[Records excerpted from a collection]
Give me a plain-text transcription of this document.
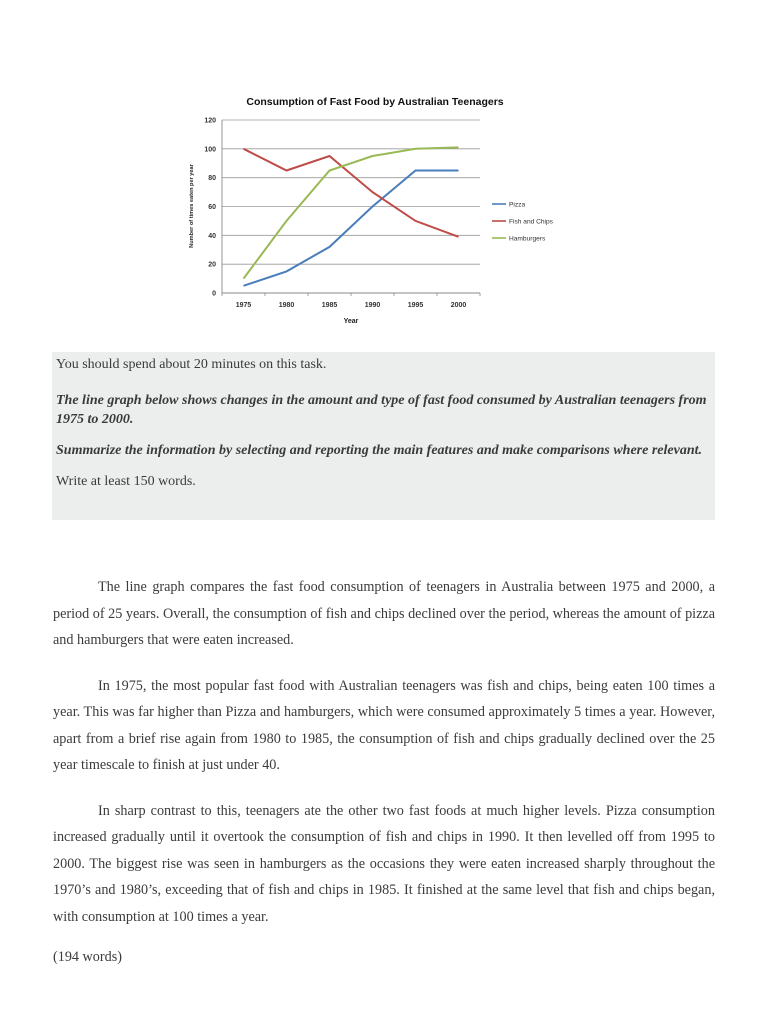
0
20
40
60
80
100
120
1975	1980	1985	1990	1995	2000
Pizza
Fish and Chips
Hamburgers
Consumption of Fast Food by Australian Teenagers
Year
Number of times eaten per year

You should spend about 20 minutes on this task.

The line graph below shows changes in the amount and type of fast food consumed by Australian teenagers from 1975 to 2000.

Summarize the information by selecting and reporting the main features and make comparisons where relevant.

Write at least 150 words.

The line graph compares the fast food consumption of teenagers in Australia between 1975 and 2000, a period of 25 years. Overall, the consumption of fish and chips declined over the period, whereas the amount of pizza and hamburgers that were eaten increased.

In 1975, the most popular fast food with Australian teenagers was fish and chips, being eaten 100 times a year. This was far higher than Pizza and hamburgers, which were consumed approximately 5 times a year. However, apart from a brief rise again from 1980 to 1985, the consumption of fish and chips gradually declined over the 25 year timescale to finish at just under 40.

In sharp contrast to this, teenagers ate the other two fast foods at much higher levels. Pizza consumption increased gradually until it overtook the consumption of fish and chips in 1990. It then levelled off from 1995 to 2000. The biggest rise was seen in hamburgers as the occasions they were eaten increased sharply throughout the 1970’s and 1980’s, exceeding that of fish and chips in 1985. It finished at the same level that fish and chips began, with consumption at 100 times a year.

(194 words)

To be done :: Without the pictures, write out the whole listing above exactly as it appears.

Answer in full ::
Give me a plain-text transcription of this document.
0
20
40
60
80
100
120
1975	1980	1985	1990	1995	2000
Pizza
Fish and Chips
Hamburgers
Consumption of Fast Food by Australian Teenagers
Year
Number of times eaten per year

You should spend about 20 minutes on this task.

The line graph below shows changes in the amount and type of fast food consumed by Australian teenagers from 1975 to 2000.

Summarize the information by selecting and reporting the main features and make comparisons where relevant.

Write at least 150 words.

The line graph compares the fast food consumption of teenagers in Australia between 1975 and 2000, a period of 25 years. Overall, the consumption of fish and chips declined over the period, whereas the amount of pizza and hamburgers that were eaten increased.

In 1975, the most popular fast food with Australian teenagers was fish and chips, being eaten 100 times a year. This was far higher than Pizza and hamburgers, which were consumed approximately 5 times a year. However, apart from a brief rise again from 1980 to 1985, the consumption of fish and chips gradually declined over the 25 year timescale to finish at just under 40.

In sharp contrast to this, teenagers ate the other two fast foods at much higher levels. Pizza consumption increased gradually until it overtook the consumption of fish and chips in 1990. It then levelled off from 1995 to 2000. The biggest rise was seen in hamburgers as the occasions they were eaten increased sharply throughout the 1970’s and 1980’s, exceeding that of fish and chips in 1985. It finished at the same level that fish and chips began, with consumption at 100 times a year.

(194 words)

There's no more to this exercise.